SUPPLIED RECORDS ::
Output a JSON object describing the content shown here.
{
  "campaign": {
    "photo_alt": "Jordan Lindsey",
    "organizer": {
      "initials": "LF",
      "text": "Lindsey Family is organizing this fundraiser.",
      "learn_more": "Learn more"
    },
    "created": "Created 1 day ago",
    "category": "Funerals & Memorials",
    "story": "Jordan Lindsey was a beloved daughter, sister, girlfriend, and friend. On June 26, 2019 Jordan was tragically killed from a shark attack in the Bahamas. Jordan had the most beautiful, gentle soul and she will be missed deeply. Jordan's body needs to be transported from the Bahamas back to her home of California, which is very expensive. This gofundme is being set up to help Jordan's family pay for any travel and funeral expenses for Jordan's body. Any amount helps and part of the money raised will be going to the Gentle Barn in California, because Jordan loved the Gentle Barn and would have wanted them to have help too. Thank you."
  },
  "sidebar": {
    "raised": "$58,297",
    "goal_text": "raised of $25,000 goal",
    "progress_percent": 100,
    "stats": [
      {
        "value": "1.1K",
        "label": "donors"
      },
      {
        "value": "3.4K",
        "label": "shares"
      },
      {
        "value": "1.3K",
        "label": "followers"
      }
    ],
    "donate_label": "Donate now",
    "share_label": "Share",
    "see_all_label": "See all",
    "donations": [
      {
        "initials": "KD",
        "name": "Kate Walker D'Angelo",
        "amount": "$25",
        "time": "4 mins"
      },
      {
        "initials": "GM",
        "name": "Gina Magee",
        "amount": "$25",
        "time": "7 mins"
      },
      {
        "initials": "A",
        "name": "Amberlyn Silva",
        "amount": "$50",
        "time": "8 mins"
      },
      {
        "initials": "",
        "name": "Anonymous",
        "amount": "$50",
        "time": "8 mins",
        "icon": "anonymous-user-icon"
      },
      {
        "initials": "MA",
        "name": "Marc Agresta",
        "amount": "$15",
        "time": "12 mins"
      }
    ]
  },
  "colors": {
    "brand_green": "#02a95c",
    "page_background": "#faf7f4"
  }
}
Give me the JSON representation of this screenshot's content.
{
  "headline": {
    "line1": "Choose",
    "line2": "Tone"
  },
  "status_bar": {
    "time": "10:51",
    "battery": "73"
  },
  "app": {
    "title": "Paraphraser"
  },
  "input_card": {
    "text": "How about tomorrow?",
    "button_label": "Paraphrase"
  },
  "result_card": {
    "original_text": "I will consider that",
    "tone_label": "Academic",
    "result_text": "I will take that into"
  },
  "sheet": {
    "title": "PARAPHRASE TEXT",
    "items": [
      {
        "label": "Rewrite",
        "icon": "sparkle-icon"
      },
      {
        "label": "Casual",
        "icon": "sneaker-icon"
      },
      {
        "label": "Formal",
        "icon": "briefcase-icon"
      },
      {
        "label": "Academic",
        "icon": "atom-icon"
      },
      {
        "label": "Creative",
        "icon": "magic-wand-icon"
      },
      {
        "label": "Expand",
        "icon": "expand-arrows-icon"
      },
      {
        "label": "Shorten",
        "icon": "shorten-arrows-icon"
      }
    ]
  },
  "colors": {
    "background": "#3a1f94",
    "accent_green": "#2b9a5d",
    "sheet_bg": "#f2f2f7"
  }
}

WHAT IS REQUIRED :: Exactly and only the lines from the one containing "Give me the" through the end of the material are to be reproduced, both ends included.

WORKED ANSWER ::
Give me the JSON representation of this screenshot's content.
{
  "headline": {
    "line1": "Choose",
    "line2": "Tone"
  },
  "status_bar": {
    "time": "10:51",
    "battery": "73"
  },
  "app": {
    "title": "Paraphraser"
  },
  "input_card": {
    "text": "How about tomorrow?",
    "button_label": "Paraphrase"
  },
  "result_card": {
    "original_text": "I will consider that",
    "tone_label": "Academic",
    "result_text": "I will take that into"
  },
  "sheet": {
    "title": "PARAPHRASE TEXT",
    "items": [
      {
        "label": "Rewrite",
        "icon": "sparkle-icon"
      },
      {
        "label": "Casual",
        "icon": "sneaker-icon"
      },
      {
        "label": "Formal",
        "icon": "briefcase-icon"
      },
      {
        "label": "Academic",
        "icon": "atom-icon"
      },
      {
        "label": "Creative",
        "icon": "magic-wand-icon"
      },
      {
        "label": "Expand",
        "icon": "expand-arrows-icon"
      },
      {
        "label": "Shorten",
        "icon": "shorten-arrows-icon"
      }
    ]
  },
  "colors": {
    "background": "#3a1f94",
    "accent_green": "#2b9a5d",
    "sheet_bg": "#f2f2f7"
  }
}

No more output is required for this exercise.